- _WORK INSTRUCTIONS_
Each line containing the word "FGCs" needs to be copied.

--- begin DATA FOR PROCESSING ---

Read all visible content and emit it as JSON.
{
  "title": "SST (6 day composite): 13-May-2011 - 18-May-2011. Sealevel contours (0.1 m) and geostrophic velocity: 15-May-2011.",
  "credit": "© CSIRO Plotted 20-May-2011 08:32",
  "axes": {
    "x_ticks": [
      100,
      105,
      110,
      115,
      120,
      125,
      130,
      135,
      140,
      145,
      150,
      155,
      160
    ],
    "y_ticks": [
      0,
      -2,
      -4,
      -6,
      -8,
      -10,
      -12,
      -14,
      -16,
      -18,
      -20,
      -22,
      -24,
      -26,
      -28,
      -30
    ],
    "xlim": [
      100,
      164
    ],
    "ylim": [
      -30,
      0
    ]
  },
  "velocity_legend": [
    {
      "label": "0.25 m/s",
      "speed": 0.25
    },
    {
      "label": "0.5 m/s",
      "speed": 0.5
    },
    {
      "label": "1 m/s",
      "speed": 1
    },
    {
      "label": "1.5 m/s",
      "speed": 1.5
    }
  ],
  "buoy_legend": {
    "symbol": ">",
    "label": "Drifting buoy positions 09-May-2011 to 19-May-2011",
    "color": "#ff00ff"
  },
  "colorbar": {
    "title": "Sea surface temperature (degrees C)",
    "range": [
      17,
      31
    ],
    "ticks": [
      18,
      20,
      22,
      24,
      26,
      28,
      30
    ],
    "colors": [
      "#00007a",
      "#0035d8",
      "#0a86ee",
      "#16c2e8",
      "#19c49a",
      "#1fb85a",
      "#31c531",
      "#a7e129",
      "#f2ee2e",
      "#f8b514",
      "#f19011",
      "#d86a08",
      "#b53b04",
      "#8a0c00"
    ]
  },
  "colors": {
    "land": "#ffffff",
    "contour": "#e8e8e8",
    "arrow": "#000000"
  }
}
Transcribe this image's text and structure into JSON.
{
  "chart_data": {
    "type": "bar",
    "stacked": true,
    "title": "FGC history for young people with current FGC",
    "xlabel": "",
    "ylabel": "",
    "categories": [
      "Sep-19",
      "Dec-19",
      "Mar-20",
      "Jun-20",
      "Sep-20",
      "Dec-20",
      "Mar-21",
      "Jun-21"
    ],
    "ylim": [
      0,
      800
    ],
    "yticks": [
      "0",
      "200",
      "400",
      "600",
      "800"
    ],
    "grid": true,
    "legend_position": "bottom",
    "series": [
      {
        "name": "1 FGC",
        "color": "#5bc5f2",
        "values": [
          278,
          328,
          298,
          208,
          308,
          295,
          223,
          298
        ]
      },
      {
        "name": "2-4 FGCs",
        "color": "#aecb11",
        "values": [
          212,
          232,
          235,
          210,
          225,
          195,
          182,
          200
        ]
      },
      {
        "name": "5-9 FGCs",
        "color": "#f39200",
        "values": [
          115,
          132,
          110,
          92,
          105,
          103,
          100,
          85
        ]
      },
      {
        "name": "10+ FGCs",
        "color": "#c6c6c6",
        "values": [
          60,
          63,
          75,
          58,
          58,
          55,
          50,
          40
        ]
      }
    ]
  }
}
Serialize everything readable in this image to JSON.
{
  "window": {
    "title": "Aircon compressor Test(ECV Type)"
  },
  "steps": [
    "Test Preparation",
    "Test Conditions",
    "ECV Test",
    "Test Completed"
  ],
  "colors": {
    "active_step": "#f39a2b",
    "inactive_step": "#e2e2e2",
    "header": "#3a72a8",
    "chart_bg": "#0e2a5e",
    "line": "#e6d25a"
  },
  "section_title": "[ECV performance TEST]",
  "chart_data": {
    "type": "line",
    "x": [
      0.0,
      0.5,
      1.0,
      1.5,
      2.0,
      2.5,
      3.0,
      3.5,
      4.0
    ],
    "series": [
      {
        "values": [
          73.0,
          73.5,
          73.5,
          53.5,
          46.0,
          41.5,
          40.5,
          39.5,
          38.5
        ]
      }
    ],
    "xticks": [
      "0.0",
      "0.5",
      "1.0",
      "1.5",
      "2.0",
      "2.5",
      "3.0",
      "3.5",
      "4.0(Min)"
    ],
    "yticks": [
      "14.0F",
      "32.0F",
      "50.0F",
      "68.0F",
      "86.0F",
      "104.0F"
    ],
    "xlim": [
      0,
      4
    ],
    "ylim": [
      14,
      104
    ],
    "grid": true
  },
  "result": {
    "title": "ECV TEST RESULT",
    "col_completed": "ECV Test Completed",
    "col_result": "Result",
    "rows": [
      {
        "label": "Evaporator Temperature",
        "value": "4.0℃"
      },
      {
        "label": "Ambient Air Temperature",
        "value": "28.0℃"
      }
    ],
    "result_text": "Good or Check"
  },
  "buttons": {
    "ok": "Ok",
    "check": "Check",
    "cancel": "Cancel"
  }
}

--- end DATA FOR PROCESSING ---

- _RESPONSE_
        "name": "2-4 FGCs",
        "name": "5-9 FGCs",
        "name": "10+ FGCs",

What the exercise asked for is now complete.